To do: For the records below, say how many lines contain the string "name". Give the number only.

Listed records:
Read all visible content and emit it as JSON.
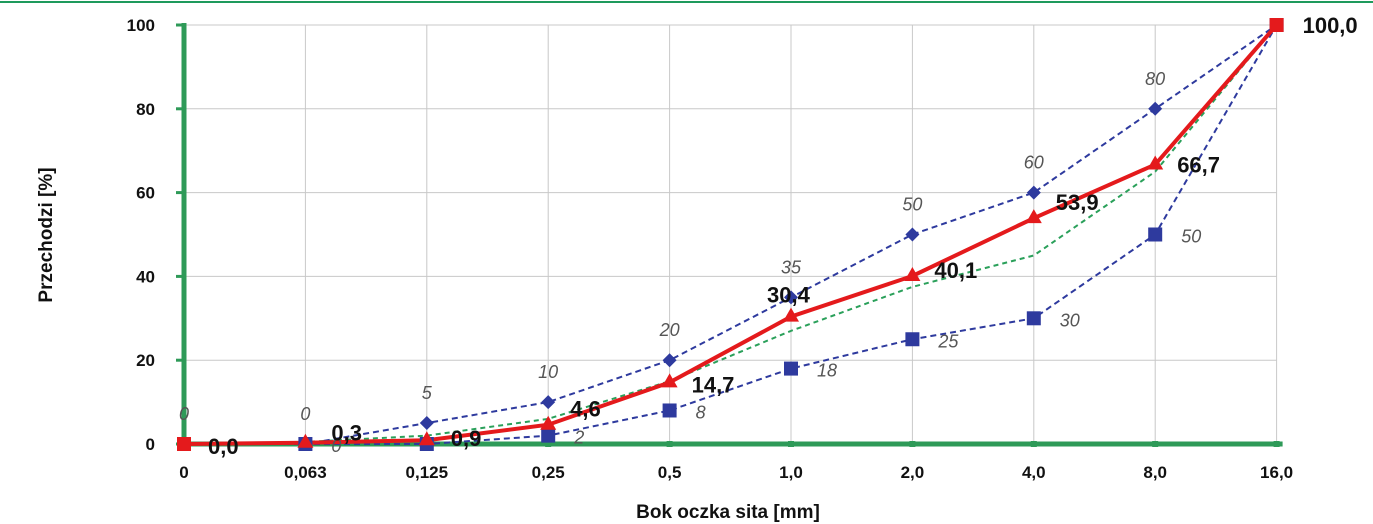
{
  "chart_data": {
    "type": "line",
    "xlabel": "Bok oczka sita  [mm]",
    "ylabel": "Przechodzi   [%]",
    "categories": [
      "0",
      "0,063",
      "0,125",
      "0,25",
      "0,5",
      "1,0",
      "2,0",
      "4,0",
      "8,0",
      "16,0"
    ],
    "ylim": [
      0,
      100
    ],
    "yticks": [
      "0",
      "20",
      "40",
      "60",
      "80",
      "100"
    ],
    "grid": true,
    "colors": {
      "upper": "#2e3a9e",
      "lower": "#2e3a9e",
      "actual": "#e41a1c",
      "reference": "#2aa05a",
      "axis": "#2e9a58",
      "grid": "#c8c8c8",
      "topRule": "#1e9a5c"
    },
    "series": [
      {
        "key": "upper",
        "marker": "diamond",
        "values": [
          0,
          0,
          5,
          10,
          20,
          35,
          50,
          60,
          80,
          100
        ],
        "labels": [
          "0",
          "0",
          "5",
          "10",
          "20",
          "35",
          "50",
          "60",
          "80",
          ""
        ]
      },
      {
        "key": "lower",
        "marker": "square",
        "values": [
          0,
          0,
          0,
          2,
          8,
          18,
          25,
          30,
          50,
          100
        ],
        "labels": [
          "",
          "0",
          "",
          "2",
          "8",
          "18",
          "25",
          "30",
          "50",
          ""
        ]
      },
      {
        "key": "reference",
        "marker": "none",
        "values": [
          0,
          0.5,
          2,
          6,
          15,
          27,
          37.5,
          45,
          65,
          100
        ],
        "labels": []
      },
      {
        "key": "actual",
        "marker": "triangle",
        "values": [
          0.0,
          0.3,
          0.9,
          4.6,
          14.7,
          30.4,
          40.1,
          53.9,
          66.7,
          100.0
        ],
        "labels": [
          "0,0",
          "0,3",
          "0,9",
          "4,6",
          "14,7",
          "30,4",
          "40,1",
          "53,9",
          "66,7",
          "100,0"
        ]
      }
    ]
  }
}
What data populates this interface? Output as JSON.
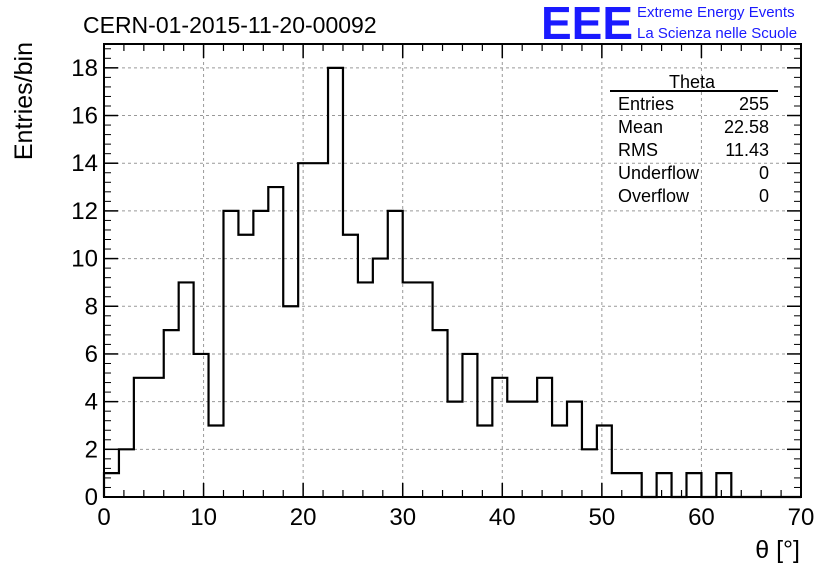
{
  "header": {
    "run_title": "CERN-01-2015-11-20-00092",
    "logo_text": "EEE",
    "logo_line1": "Extreme Energy Events",
    "logo_line2": "La Scienza nelle Scuole",
    "logo_color": "#1a1aff"
  },
  "stats_box": {
    "title": "Theta",
    "rows": [
      {
        "label": "Entries",
        "value": "255"
      },
      {
        "label": "Mean",
        "value": "22.58"
      },
      {
        "label": "RMS",
        "value": "11.43"
      },
      {
        "label": "Underflow",
        "value": "0"
      },
      {
        "label": "Overflow",
        "value": "0"
      }
    ]
  },
  "chart_data": {
    "type": "bar",
    "histogram": true,
    "xlabel": "θ [°]",
    "ylabel": "Entries/bin",
    "xlim": [
      0,
      70
    ],
    "ylim": [
      0,
      19
    ],
    "bin_width": 1.5,
    "x_ticks": [
      0,
      10,
      20,
      30,
      40,
      50,
      60,
      70
    ],
    "y_ticks": [
      0,
      2,
      4,
      6,
      8,
      10,
      12,
      14,
      16,
      18
    ],
    "grid": true,
    "values": [
      1,
      2,
      5,
      5,
      7,
      9,
      6,
      3,
      12,
      11,
      12,
      13,
      8,
      14,
      14,
      18,
      11,
      9,
      10,
      12,
      9,
      9,
      7,
      4,
      6,
      3,
      5,
      4,
      4,
      5,
      3,
      4,
      2,
      3,
      1,
      1,
      0,
      1,
      0,
      1,
      0,
      1,
      0,
      0,
      0,
      0,
      0
    ]
  }
}
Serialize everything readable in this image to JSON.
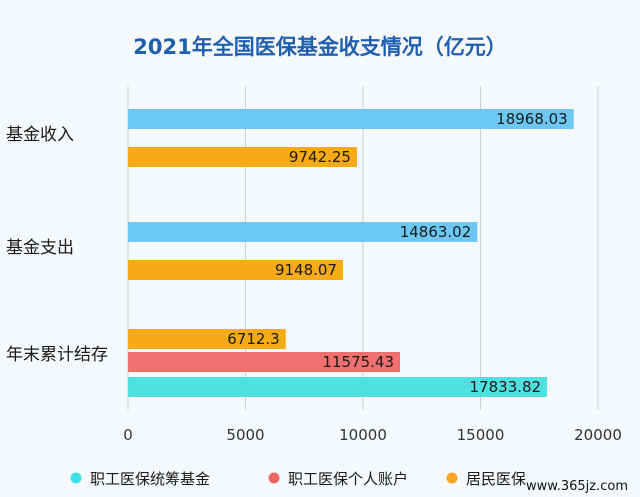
{
  "chart_data": {
    "type": "bar",
    "orientation": "horizontal",
    "title": "2021年全国医保基金收支情况（亿元）",
    "xlim": [
      0,
      20000
    ],
    "xticks": [
      0,
      5000,
      10000,
      15000,
      20000
    ],
    "grid": "vertical",
    "legend_position": "bottom",
    "groups": [
      {
        "label": "基金收入",
        "bars": [
          {
            "series": "职工医保统筹基金",
            "value": 18968.03,
            "label": "18968.03"
          },
          {
            "series": "居民医保",
            "value": 9742.25,
            "label": "9742.25"
          }
        ]
      },
      {
        "label": "基金支出",
        "bars": [
          {
            "series": "职工医保统筹基金",
            "value": 14863.02,
            "label": "14863.02"
          },
          {
            "series": "居民医保",
            "value": 9148.07,
            "label": "9148.07"
          }
        ]
      },
      {
        "label": "年末累计结存",
        "bars": [
          {
            "series": "居民医保",
            "value": 6712.3,
            "label": "6712.3"
          },
          {
            "series": "职工医保个人账户",
            "value": 11575.43,
            "label": "11575.43"
          },
          {
            "series": "职工医保统筹基金",
            "value": 17833.82,
            "label": "17833.82"
          }
        ]
      }
    ],
    "series": [
      {
        "name": "职工医保统筹基金",
        "color": "#4fe0e0",
        "legend_color": "#3ee0e8"
      },
      {
        "name": "职工医保个人账户",
        "color": "#f07070",
        "legend_color": "#ee6666"
      },
      {
        "name": "居民医保",
        "color": "#f5aa16",
        "legend_color": "#f5a623"
      }
    ],
    "colors_by_group": {
      "基金收入": {
        "职工医保统筹基金": "#6cc8f2"
      },
      "基金支出": {
        "职工医保统筹基金": "#6cc8f2"
      }
    }
  },
  "watermark": "www.365jz.com"
}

Correct result: 3